■ **What the task requires**
Pick out each line below containing "Über".

(Collection entries)

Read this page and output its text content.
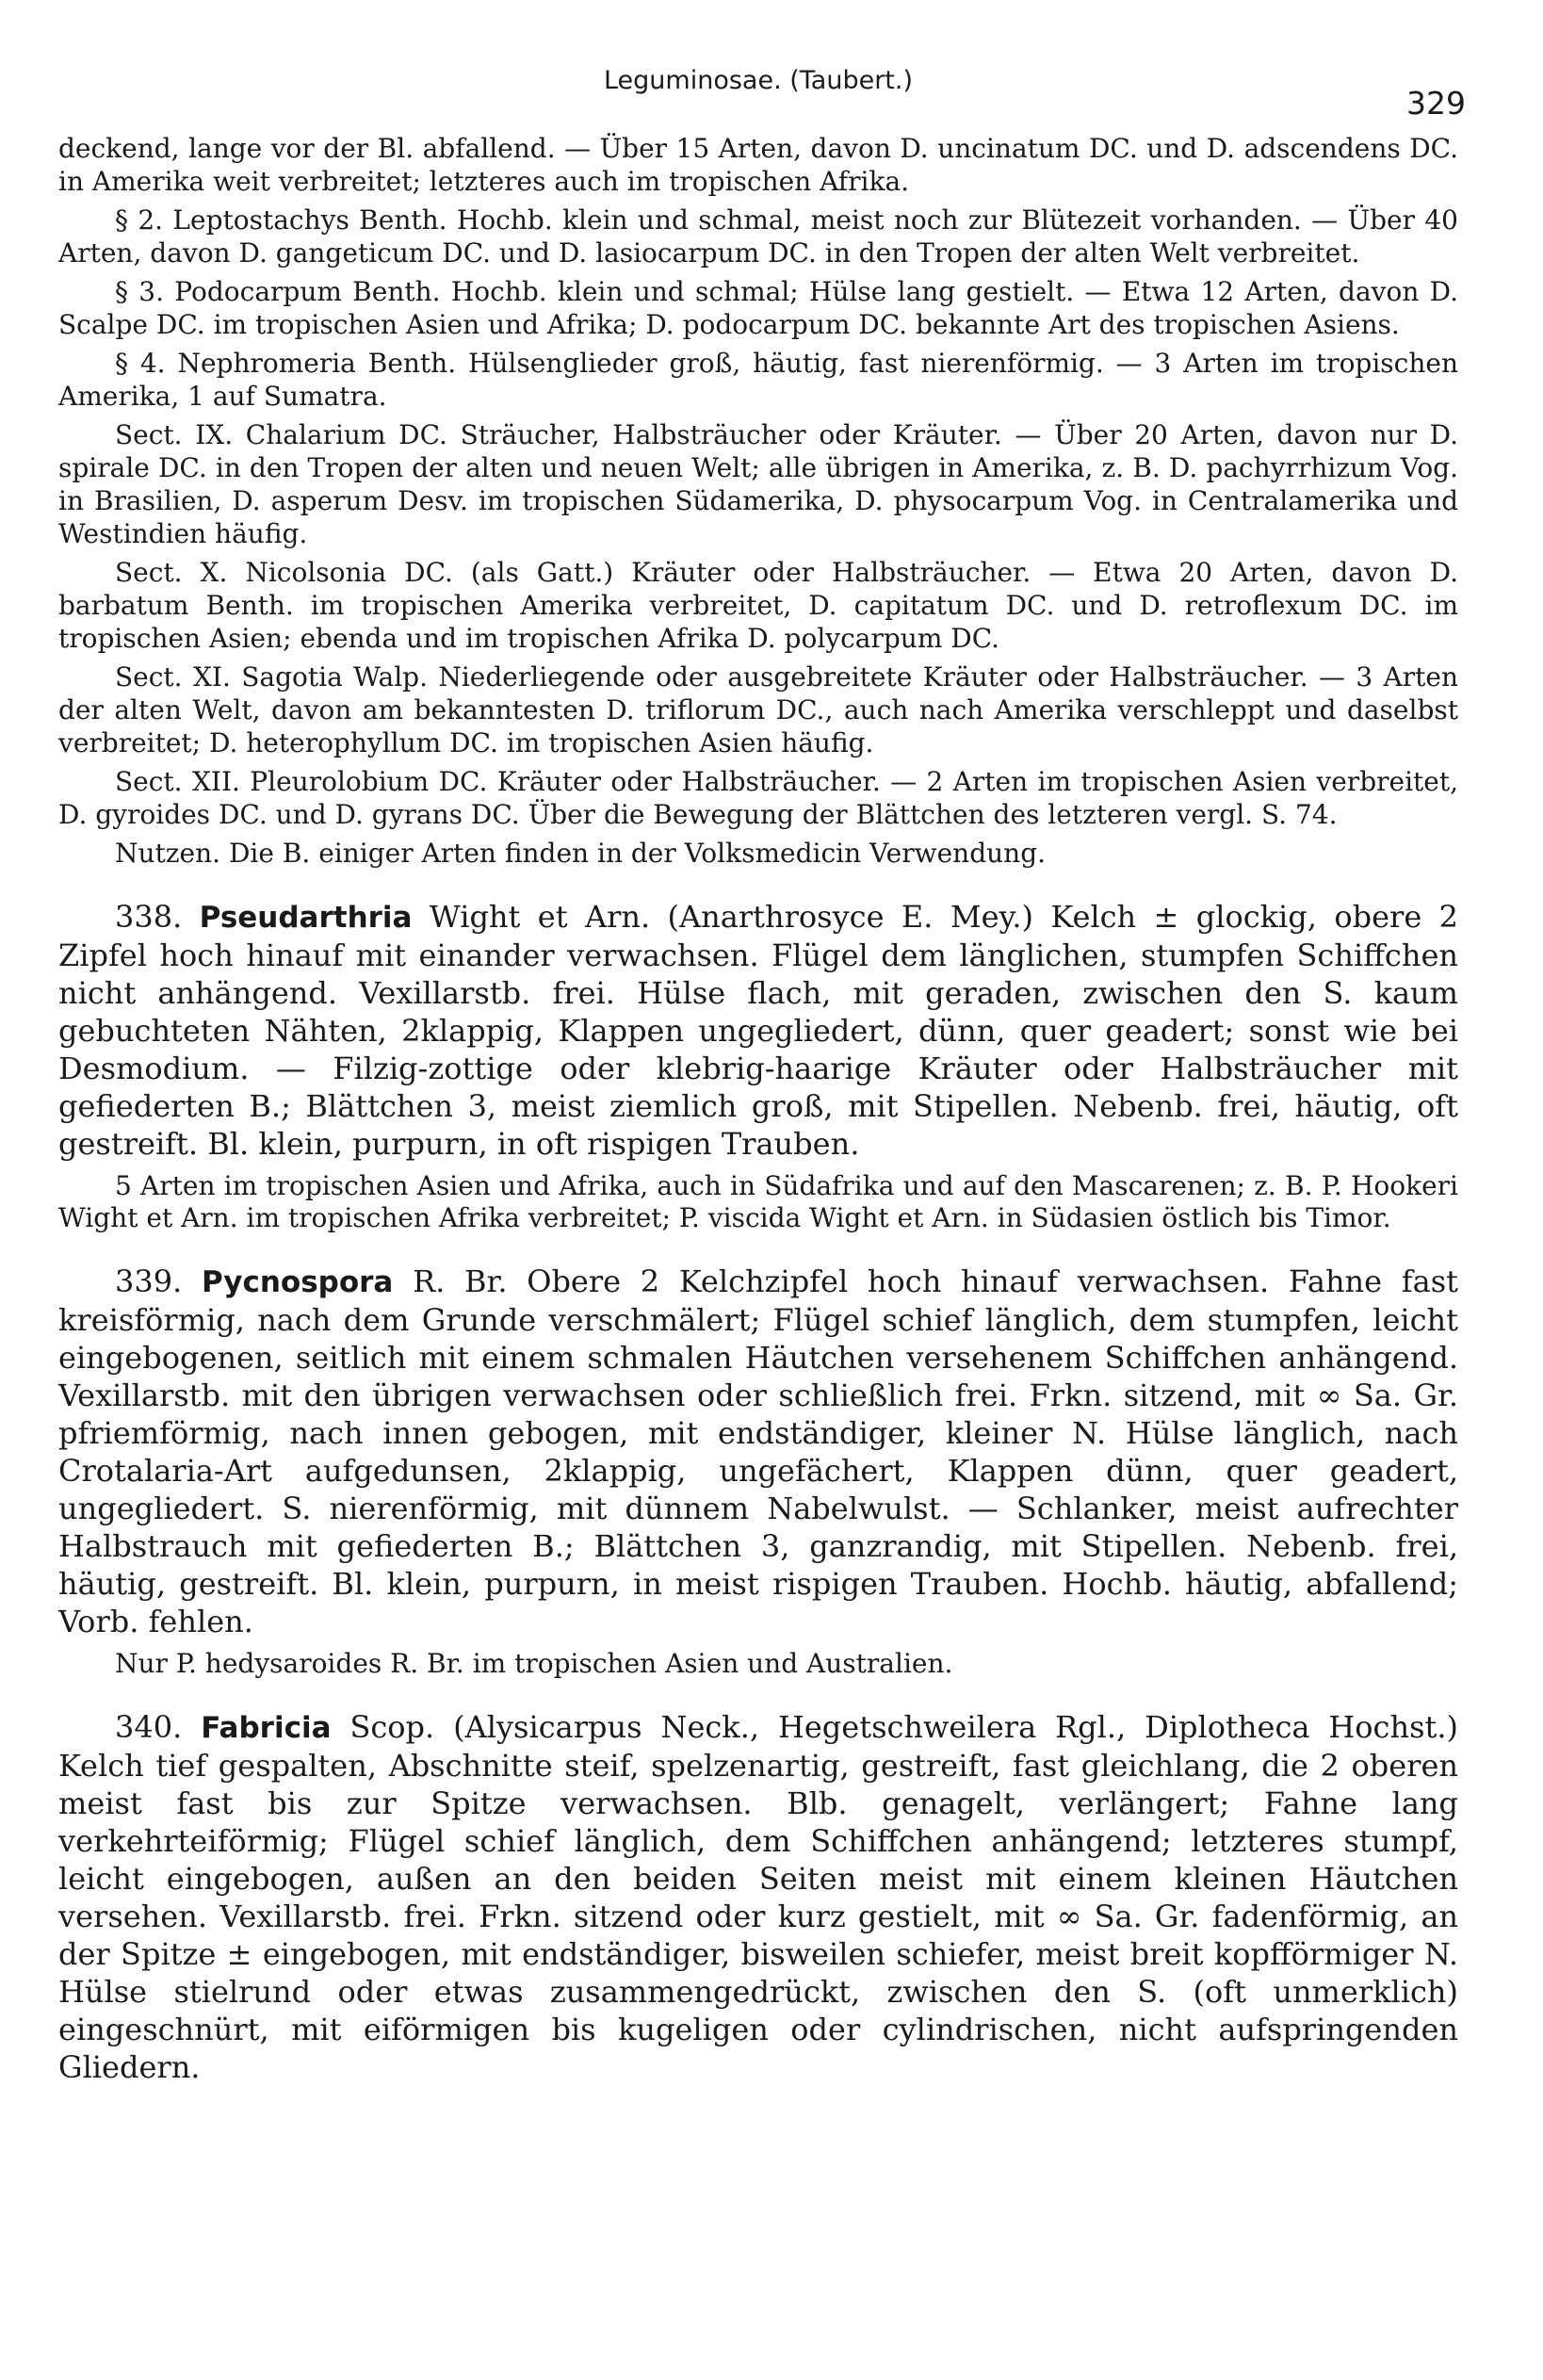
Leguminosae. (Taubert.)
329

deckend, lange vor der Bl. abfallend. — Über 15 Arten, davon D. uncinatum DC. und D. adscendens DC. in Amerika weit verbreitet; letzteres auch im tropischen Afrika.

§ 2. Leptostachys Benth. Hochb. klein und schmal, meist noch zur Blütezeit vorhanden. — Über 40 Arten, davon D. gangeticum DC. und D. lasiocarpum DC. in den Tropen der alten Welt verbreitet.

§ 3. Podocarpum Benth. Hochb. klein und schmal; Hülse lang gestielt. — Etwa 12 Arten, davon D. Scalpe DC. im tropischen Asien und Afrika; D. podocarpum DC. bekannte Art des tropischen Asiens.

§ 4. Nephromeria Benth. Hülsenglieder groß, häutig, fast nierenförmig. — 3 Arten im tropischen Amerika, 1 auf Sumatra.

Sect. IX. Chalarium DC. Sträucher, Halbsträucher oder Kräuter. — Über 20 Arten, davon nur D. spirale DC. in den Tropen der alten und neuen Welt; alle übrigen in Amerika, z. B. D. pachyrrhizum Vog. in Brasilien, D. asperum Desv. im tropischen Südamerika, D. physocarpum Vog. in Centralamerika und Westindien häufig.

Sect. X. Nicolsonia DC. (als Gatt.) Kräuter oder Halbsträucher. — Etwa 20 Arten, davon D. barbatum Benth. im tropischen Amerika verbreitet, D. capitatum DC. und D. retroflexum DC. im tropischen Asien; ebenda und im tropischen Afrika D. polycarpum DC.

Sect. XI. Sagotia Walp. Niederliegende oder ausgebreitete Kräuter oder Halbsträucher. — 3 Arten der alten Welt, davon am bekanntesten D. triflorum DC., auch nach Amerika verschleppt und daselbst verbreitet; D. heterophyllum DC. im tropischen Asien häufig.

Sect. XII. Pleurolobium DC. Kräuter oder Halbsträucher. — 2 Arten im tropischen Asien verbreitet, D. gyroides DC. und D. gyrans DC. Über die Bewegung der Blättchen des letzteren vergl. S. 74.

Nutzen. Die B. einiger Arten finden in der Volksmedicin Verwendung.

338. Pseudarthria Wight et Arn. (Anarthrosyce E. Mey.) Kelch ± glockig, obere 2 Zipfel hoch hinauf mit einander verwachsen. Flügel dem länglichen, stumpfen Schiffchen nicht anhängend. Vexillarstb. frei. Hülse flach, mit geraden, zwischen den S. kaum gebuchteten Nähten, 2klappig, Klappen ungegliedert, dünn, quer geadert; sonst wie bei Desmodium. — Filzig-zottige oder klebrig-haarige Kräuter oder Halbsträucher mit gefiederten B.; Blättchen 3, meist ziemlich groß, mit Stipellen. Nebenb. frei, häutig, oft gestreift. Bl. klein, purpurn, in oft rispigen Trauben.

5 Arten im tropischen Asien und Afrika, auch in Südafrika und auf den Mascarenen; z. B. P. Hookeri Wight et Arn. im tropischen Afrika verbreitet; P. viscida Wight et Arn. in Südasien östlich bis Timor.

339. Pycnospora R. Br. Obere 2 Kelchzipfel hoch hinauf verwachsen. Fahne fast kreisförmig, nach dem Grunde verschmälert; Flügel schief länglich, dem stumpfen, leicht eingebogenen, seitlich mit einem schmalen Häutchen versehenem Schiffchen anhängend. Vexillarstb. mit den übrigen verwachsen oder schließlich frei. Frkn. sitzend, mit ∞ Sa. Gr. pfriemförmig, nach innen gebogen, mit endständiger, kleiner N. Hülse länglich, nach Crotalaria-Art aufgedunsen, 2klappig, ungefächert, Klappen dünn, quer geadert, ungegliedert. S. nierenförmig, mit dünnem Nabelwulst. — Schlanker, meist aufrechter Halbstrauch mit gefiederten B.; Blättchen 3, ganzrandig, mit Stipellen. Nebenb. frei, häutig, gestreift. Bl. klein, purpurn, in meist rispigen Trauben. Hochb. häutig, abfallend; Vorb. fehlen.

Nur P. hedysaroides R. Br. im tropischen Asien und Australien.

340. Fabricia Scop. (Alysicarpus Neck., Hegetschweilera Rgl., Diplotheca Hochst.) Kelch tief gespalten, Abschnitte steif, spelzenartig, gestreift, fast gleichlang, die 2 oberen meist fast bis zur Spitze verwachsen. Blb. genagelt, verlängert; Fahne lang verkehrteiförmig; Flügel schief länglich, dem Schiffchen anhängend; letzteres stumpf, leicht eingebogen, außen an den beiden Seiten meist mit einem kleinen Häutchen versehen. Vexillarstb. frei. Frkn. sitzend oder kurz gestielt, mit ∞ Sa. Gr. fadenförmig, an der Spitze ± eingebogen, mit endständiger, bisweilen schiefer, meist breit kopfförmiger N. Hülse stielrund oder etwas zusammengedrückt, zwischen den S. (oft unmerklich) eingeschnürt, mit eiförmigen bis kugeligen oder cylindrischen, nicht aufspringenden Gliedern.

■ **Response for this exercise**
deckend, lange vor der Bl. abfallend. — Über 15 Arten, davon D. uncinatum DC. und D. adscendens DC. in Amerika weit verbreitet; letzteres auch im tropischen Afrika.
§ 2. Leptostachys Benth. Hochb. klein und schmal, meist noch zur Blütezeit vorhanden. — Über 40 Arten, davon D. gangeticum DC. und D. lasiocarpum DC. in den Tropen der alten Welt verbreitet.
Sect. IX. Chalarium DC. Sträucher, Halbsträucher oder Kräuter. — Über 20 Arten, davon nur D. spirale DC. in den Tropen der alten und neuen Welt; alle übrigen in Amerika, z. B. D. pachyrrhizum Vog. in Brasilien, D. asperum Desv. im tropischen Südamerika, D. physocarpum Vog. in Centralamerika und Westindien häufig.
Sect. XII. Pleurolobium DC. Kräuter oder Halbsträucher. — 2 Arten im tropischen Asien verbreitet, D. gyroides DC. und D. gyrans DC. Über die Bewegung der Blättchen des letzteren vergl. S. 74.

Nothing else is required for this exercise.